# start of RECORD EXTRACTS

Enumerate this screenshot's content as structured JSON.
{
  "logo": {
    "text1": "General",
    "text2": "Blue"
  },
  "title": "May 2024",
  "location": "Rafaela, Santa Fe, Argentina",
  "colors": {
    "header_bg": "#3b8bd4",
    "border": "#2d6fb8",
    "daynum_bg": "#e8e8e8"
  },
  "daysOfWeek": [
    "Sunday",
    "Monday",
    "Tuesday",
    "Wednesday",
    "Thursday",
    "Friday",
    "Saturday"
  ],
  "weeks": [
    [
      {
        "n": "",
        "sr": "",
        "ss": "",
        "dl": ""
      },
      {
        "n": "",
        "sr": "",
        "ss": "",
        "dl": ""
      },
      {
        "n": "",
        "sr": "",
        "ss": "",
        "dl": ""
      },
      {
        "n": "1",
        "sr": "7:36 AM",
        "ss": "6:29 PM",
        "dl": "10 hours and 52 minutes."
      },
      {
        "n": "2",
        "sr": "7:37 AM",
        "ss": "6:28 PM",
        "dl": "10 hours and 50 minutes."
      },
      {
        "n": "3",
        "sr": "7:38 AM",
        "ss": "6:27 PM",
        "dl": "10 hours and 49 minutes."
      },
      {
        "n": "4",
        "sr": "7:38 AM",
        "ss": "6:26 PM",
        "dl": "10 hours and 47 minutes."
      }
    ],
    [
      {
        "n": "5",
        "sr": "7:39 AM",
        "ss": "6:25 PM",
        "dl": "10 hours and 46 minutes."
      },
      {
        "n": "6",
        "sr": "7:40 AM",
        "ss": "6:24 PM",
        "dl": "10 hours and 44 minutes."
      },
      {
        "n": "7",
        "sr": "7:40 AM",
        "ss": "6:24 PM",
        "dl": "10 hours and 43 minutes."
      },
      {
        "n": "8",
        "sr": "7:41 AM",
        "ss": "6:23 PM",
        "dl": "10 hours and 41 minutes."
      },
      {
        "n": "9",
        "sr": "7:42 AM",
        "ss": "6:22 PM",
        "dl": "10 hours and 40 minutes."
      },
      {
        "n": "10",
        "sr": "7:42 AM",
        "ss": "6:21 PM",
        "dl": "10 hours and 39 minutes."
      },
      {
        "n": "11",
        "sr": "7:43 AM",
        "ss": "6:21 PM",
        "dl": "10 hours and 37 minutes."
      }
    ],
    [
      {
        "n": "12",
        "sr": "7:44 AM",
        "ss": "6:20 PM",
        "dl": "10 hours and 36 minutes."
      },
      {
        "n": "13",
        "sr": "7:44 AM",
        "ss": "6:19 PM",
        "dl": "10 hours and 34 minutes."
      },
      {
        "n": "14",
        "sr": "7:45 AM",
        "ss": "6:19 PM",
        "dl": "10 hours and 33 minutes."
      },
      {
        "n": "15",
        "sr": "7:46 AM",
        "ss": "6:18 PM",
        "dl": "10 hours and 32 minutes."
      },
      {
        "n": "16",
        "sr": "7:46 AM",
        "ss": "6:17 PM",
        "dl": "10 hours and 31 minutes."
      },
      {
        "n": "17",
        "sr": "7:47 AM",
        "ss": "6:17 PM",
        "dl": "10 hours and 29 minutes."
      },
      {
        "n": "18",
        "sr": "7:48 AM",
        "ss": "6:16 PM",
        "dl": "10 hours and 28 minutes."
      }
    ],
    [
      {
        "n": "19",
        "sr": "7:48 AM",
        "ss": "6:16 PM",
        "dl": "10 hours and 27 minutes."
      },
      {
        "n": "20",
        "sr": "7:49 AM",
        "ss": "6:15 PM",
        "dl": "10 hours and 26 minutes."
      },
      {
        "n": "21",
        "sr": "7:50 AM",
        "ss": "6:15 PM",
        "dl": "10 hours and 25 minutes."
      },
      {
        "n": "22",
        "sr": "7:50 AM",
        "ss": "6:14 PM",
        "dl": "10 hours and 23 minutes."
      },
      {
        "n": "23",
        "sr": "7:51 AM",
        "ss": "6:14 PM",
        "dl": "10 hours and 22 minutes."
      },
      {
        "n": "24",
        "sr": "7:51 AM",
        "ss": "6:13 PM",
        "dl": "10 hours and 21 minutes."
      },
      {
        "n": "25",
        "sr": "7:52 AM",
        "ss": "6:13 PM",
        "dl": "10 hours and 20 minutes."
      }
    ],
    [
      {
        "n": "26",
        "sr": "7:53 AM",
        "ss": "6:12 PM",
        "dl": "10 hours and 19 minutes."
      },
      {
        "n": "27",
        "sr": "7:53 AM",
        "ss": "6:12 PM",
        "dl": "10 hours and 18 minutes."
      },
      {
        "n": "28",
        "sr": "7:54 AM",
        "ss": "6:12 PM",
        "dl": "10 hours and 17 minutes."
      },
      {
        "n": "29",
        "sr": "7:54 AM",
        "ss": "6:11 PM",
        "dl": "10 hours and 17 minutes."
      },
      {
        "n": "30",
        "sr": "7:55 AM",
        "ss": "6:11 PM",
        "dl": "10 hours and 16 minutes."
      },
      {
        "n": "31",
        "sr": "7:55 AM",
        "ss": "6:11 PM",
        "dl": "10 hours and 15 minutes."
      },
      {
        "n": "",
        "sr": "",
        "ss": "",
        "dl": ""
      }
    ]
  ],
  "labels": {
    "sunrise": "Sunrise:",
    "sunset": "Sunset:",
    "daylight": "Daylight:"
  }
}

# end of RECORD EXTRACTS

> **WORK TO DO**: Nothing should be left out: repeat all of the data exactly.

> **SOLUTION TO THE PROBLEM**:
Enumerate this screenshot's content as structured JSON.
{
  "logo": {
    "text1": "General",
    "text2": "Blue"
  },
  "title": "May 2024",
  "location": "Rafaela, Santa Fe, Argentina",
  "colors": {
    "header_bg": "#3b8bd4",
    "border": "#2d6fb8",
    "daynum_bg": "#e8e8e8"
  },
  "daysOfWeek": [
    "Sunday",
    "Monday",
    "Tuesday",
    "Wednesday",
    "Thursday",
    "Friday",
    "Saturday"
  ],
  "weeks": [
    [
      {
        "n": "",
        "sr": "",
        "ss": "",
        "dl": ""
      },
      {
        "n": "",
        "sr": "",
        "ss": "",
        "dl": ""
      },
      {
        "n": "",
        "sr": "",
        "ss": "",
        "dl": ""
      },
      {
        "n": "1",
        "sr": "7:36 AM",
        "ss": "6:29 PM",
        "dl": "10 hours and 52 minutes."
      },
      {
        "n": "2",
        "sr": "7:37 AM",
        "ss": "6:28 PM",
        "dl": "10 hours and 50 minutes."
      },
      {
        "n": "3",
        "sr": "7:38 AM",
        "ss": "6:27 PM",
        "dl": "10 hours and 49 minutes."
      },
      {
        "n": "4",
        "sr": "7:38 AM",
        "ss": "6:26 PM",
        "dl": "10 hours and 47 minutes."
      }
    ],
    [
      {
        "n": "5",
        "sr": "7:39 AM",
        "ss": "6:25 PM",
        "dl": "10 hours and 46 minutes."
      },
      {
        "n": "6",
        "sr": "7:40 AM",
        "ss": "6:24 PM",
        "dl": "10 hours and 44 minutes."
      },
      {
        "n": "7",
        "sr": "7:40 AM",
        "ss": "6:24 PM",
        "dl": "10 hours and 43 minutes."
      },
      {
        "n": "8",
        "sr": "7:41 AM",
        "ss": "6:23 PM",
        "dl": "10 hours and 41 minutes."
      },
      {
        "n": "9",
        "sr": "7:42 AM",
        "ss": "6:22 PM",
        "dl": "10 hours and 40 minutes."
      },
      {
        "n": "10",
        "sr": "7:42 AM",
        "ss": "6:21 PM",
        "dl": "10 hours and 39 minutes."
      },
      {
        "n": "11",
        "sr": "7:43 AM",
        "ss": "6:21 PM",
        "dl": "10 hours and 37 minutes."
      }
    ],
    [
      {
        "n": "12",
        "sr": "7:44 AM",
        "ss": "6:20 PM",
        "dl": "10 hours and 36 minutes."
      },
      {
        "n": "13",
        "sr": "7:44 AM",
        "ss": "6:19 PM",
        "dl": "10 hours and 34 minutes."
      },
      {
        "n": "14",
        "sr": "7:45 AM",
        "ss": "6:19 PM",
        "dl": "10 hours and 33 minutes."
      },
      {
        "n": "15",
        "sr": "7:46 AM",
        "ss": "6:18 PM",
        "dl": "10 hours and 32 minutes."
      },
      {
        "n": "16",
        "sr": "7:46 AM",
        "ss": "6:17 PM",
        "dl": "10 hours and 31 minutes."
      },
      {
        "n": "17",
        "sr": "7:47 AM",
        "ss": "6:17 PM",
        "dl": "10 hours and 29 minutes."
      },
      {
        "n": "18",
        "sr": "7:48 AM",
        "ss": "6:16 PM",
        "dl": "10 hours and 28 minutes."
      }
    ],
    [
      {
        "n": "19",
        "sr": "7:48 AM",
        "ss": "6:16 PM",
        "dl": "10 hours and 27 minutes."
      },
      {
        "n": "20",
        "sr": "7:49 AM",
        "ss": "6:15 PM",
        "dl": "10 hours and 26 minutes."
      },
      {
        "n": "21",
        "sr": "7:50 AM",
        "ss": "6:15 PM",
        "dl": "10 hours and 25 minutes."
      },
      {
        "n": "22",
        "sr": "7:50 AM",
        "ss": "6:14 PM",
        "dl": "10 hours and 23 minutes."
      },
      {
        "n": "23",
        "sr": "7:51 AM",
        "ss": "6:14 PM",
        "dl": "10 hours and 22 minutes."
      },
      {
        "n": "24",
        "sr": "7:51 AM",
        "ss": "6:13 PM",
        "dl": "10 hours and 21 minutes."
      },
      {
        "n": "25",
        "sr": "7:52 AM",
        "ss": "6:13 PM",
        "dl": "10 hours and 20 minutes."
      }
    ],
    [
      {
        "n": "26",
        "sr": "7:53 AM",
        "ss": "6:12 PM",
        "dl": "10 hours and 19 minutes."
      },
      {
        "n": "27",
        "sr": "7:53 AM",
        "ss": "6:12 PM",
        "dl": "10 hours and 18 minutes."
      },
      {
        "n": "28",
        "sr": "7:54 AM",
        "ss": "6:12 PM",
        "dl": "10 hours and 17 minutes."
      },
      {
        "n": "29",
        "sr": "7:54 AM",
        "ss": "6:11 PM",
        "dl": "10 hours and 17 minutes."
      },
      {
        "n": "30",
        "sr": "7:55 AM",
        "ss": "6:11 PM",
        "dl": "10 hours and 16 minutes."
      },
      {
        "n": "31",
        "sr": "7:55 AM",
        "ss": "6:11 PM",
        "dl": "10 hours and 15 minutes."
      },
      {
        "n": "",
        "sr": "",
        "ss": "",
        "dl": ""
      }
    ]
  ],
  "labels": {
    "sunrise": "Sunrise:",
    "sunset": "Sunset:",
    "daylight": "Daylight:"
  }
}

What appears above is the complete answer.